The request:
Read the listing and extract each line that includes the word "previous".

----- Data supplied -----

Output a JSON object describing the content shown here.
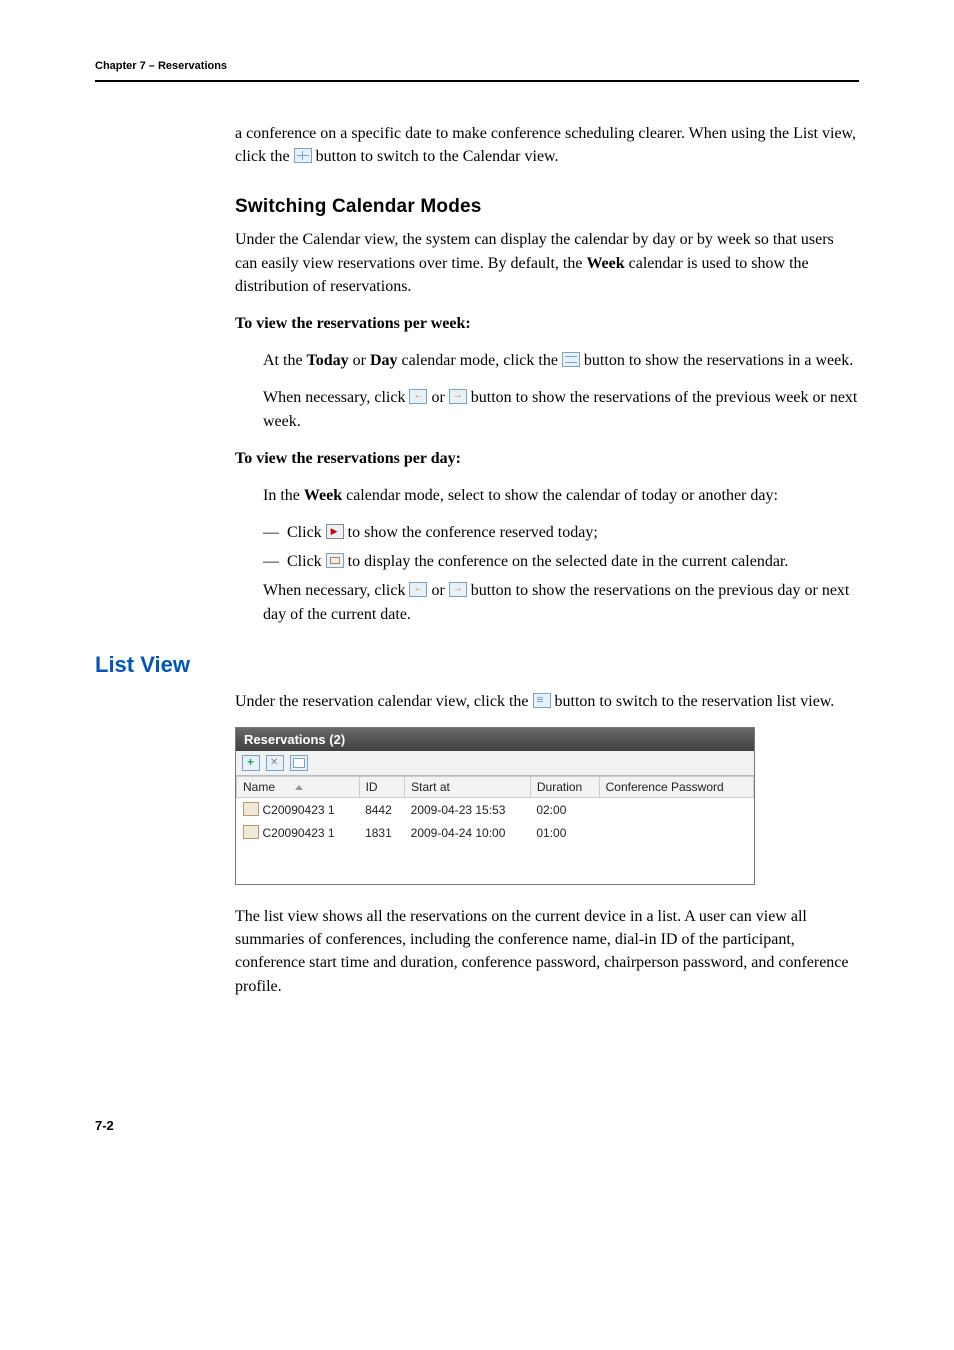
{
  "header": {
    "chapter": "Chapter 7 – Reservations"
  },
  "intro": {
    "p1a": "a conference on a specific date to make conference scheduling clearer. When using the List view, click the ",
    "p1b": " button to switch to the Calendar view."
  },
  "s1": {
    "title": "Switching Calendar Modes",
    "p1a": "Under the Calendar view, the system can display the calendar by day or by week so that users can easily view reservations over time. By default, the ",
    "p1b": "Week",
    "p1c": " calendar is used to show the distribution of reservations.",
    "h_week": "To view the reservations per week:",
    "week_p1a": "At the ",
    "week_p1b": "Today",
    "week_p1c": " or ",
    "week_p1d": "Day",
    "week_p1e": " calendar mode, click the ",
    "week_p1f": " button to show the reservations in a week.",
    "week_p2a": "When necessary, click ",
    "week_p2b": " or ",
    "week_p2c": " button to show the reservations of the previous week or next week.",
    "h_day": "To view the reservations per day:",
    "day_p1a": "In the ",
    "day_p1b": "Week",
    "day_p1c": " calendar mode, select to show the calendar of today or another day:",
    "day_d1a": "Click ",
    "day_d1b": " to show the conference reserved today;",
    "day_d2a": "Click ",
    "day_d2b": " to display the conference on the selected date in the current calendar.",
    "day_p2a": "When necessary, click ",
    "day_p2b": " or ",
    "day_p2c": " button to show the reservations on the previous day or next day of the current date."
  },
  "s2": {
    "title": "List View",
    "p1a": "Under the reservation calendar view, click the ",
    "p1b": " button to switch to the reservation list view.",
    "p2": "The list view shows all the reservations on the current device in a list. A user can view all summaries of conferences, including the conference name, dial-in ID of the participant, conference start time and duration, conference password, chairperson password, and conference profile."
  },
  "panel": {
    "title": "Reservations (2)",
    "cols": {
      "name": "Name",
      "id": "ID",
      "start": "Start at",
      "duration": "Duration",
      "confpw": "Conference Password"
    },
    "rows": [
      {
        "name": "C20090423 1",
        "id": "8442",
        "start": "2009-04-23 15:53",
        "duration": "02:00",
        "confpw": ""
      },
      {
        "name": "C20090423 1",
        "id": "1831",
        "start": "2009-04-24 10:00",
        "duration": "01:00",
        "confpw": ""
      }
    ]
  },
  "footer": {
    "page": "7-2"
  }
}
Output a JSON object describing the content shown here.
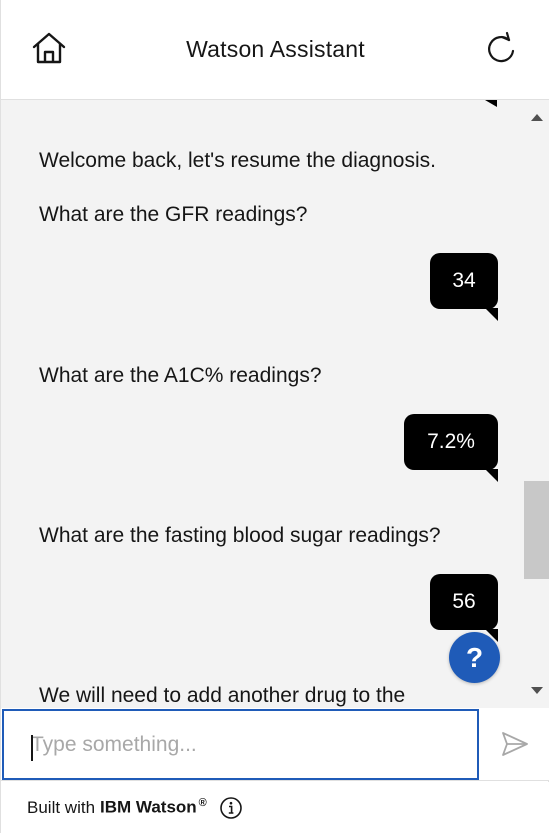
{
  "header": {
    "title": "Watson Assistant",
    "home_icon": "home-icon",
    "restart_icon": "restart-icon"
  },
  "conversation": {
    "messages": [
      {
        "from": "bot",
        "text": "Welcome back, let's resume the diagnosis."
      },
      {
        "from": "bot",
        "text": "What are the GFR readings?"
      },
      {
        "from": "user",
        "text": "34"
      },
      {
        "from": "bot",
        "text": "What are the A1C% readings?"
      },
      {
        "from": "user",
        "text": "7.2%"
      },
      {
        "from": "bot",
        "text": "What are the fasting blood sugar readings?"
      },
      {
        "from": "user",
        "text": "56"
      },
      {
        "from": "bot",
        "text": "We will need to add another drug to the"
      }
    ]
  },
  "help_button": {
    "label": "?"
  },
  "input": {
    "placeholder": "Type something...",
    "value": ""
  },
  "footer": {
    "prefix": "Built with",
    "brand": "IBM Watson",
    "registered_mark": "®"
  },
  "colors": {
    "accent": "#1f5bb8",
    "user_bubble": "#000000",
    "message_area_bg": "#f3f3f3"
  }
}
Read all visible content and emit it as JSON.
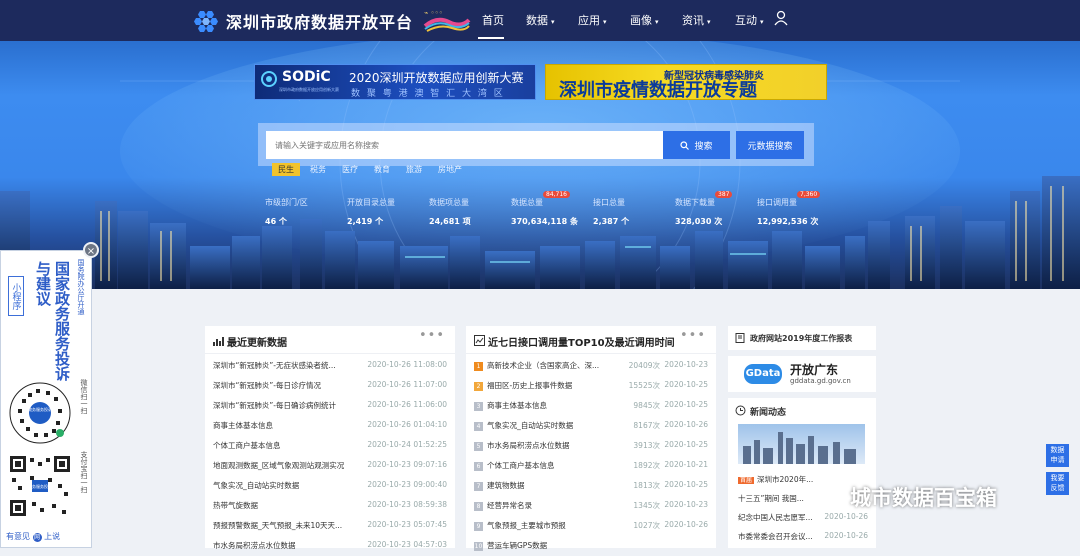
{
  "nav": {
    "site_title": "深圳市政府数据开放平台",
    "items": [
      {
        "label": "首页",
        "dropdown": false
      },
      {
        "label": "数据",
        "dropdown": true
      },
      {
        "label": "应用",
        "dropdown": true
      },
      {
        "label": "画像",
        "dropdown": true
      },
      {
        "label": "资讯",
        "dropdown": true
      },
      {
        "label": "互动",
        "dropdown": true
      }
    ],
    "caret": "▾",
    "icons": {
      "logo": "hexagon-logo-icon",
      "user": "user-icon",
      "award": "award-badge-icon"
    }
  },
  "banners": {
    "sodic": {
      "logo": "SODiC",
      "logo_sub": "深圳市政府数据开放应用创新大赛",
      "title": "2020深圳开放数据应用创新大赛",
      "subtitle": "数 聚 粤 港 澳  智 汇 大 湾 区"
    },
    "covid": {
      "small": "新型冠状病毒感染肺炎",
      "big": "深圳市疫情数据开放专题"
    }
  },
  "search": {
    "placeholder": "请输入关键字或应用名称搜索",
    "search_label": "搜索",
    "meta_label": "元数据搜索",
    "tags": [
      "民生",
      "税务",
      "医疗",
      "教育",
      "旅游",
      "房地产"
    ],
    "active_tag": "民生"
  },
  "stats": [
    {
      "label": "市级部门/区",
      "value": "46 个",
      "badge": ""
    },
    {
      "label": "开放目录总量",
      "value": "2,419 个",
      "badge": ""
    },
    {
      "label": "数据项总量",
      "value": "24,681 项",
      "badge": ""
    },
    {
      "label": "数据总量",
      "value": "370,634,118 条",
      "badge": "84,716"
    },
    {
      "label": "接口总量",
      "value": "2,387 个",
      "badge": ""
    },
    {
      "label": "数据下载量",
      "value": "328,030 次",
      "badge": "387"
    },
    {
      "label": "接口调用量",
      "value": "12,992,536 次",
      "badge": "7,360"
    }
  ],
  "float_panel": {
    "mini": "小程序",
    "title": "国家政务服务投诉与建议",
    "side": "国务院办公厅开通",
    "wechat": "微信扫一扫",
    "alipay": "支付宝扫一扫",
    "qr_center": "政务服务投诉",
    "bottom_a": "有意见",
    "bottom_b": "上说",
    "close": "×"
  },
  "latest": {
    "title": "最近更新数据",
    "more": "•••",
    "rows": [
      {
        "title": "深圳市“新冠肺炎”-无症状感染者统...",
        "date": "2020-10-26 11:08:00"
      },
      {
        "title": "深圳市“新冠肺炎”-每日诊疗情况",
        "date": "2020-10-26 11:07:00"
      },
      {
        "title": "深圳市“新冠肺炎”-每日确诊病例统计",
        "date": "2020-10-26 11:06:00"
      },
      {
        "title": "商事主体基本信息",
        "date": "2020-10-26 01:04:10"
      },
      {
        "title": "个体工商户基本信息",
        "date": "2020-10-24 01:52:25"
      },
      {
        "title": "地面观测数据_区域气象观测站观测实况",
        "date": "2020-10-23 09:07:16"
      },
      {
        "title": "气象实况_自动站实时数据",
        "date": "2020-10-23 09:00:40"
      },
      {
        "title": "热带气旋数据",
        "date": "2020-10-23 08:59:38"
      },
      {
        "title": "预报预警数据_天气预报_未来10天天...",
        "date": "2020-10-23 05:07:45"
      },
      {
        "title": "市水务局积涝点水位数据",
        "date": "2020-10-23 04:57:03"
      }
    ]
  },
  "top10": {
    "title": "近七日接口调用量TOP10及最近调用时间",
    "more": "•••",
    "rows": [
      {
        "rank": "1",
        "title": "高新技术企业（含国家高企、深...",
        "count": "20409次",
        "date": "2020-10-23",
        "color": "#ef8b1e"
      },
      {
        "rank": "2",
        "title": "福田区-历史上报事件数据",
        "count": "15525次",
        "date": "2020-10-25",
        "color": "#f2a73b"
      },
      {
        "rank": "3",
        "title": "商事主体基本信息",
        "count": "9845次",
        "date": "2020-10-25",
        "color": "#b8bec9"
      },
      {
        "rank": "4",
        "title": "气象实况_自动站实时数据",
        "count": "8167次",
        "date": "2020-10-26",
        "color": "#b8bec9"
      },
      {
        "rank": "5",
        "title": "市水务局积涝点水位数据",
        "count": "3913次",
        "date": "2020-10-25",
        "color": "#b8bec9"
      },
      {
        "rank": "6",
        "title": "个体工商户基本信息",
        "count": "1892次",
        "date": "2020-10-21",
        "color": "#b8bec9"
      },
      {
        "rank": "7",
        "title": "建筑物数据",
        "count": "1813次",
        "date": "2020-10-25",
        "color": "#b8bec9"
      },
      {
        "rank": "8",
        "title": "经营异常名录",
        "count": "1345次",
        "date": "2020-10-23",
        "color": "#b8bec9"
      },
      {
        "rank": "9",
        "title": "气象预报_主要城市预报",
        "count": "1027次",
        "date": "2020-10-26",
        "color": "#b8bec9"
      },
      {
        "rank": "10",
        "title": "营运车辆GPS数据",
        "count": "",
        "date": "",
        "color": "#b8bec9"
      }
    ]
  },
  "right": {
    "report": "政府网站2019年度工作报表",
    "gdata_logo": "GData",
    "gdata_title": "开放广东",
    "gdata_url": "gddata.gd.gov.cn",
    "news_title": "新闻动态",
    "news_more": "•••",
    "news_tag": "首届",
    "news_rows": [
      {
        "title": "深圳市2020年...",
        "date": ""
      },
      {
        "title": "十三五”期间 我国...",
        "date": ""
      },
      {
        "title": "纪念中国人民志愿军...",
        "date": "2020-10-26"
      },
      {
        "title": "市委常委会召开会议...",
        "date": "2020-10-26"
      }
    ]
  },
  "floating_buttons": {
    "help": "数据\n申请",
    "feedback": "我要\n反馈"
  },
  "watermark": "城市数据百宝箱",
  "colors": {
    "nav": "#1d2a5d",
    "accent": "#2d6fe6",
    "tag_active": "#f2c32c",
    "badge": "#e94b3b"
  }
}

-----

Task solution:
    "week_p2c": " button to show the reservations of the previous week or next week.",
    "day_p2c": " button to show the reservations on the previous day or next day of the current date."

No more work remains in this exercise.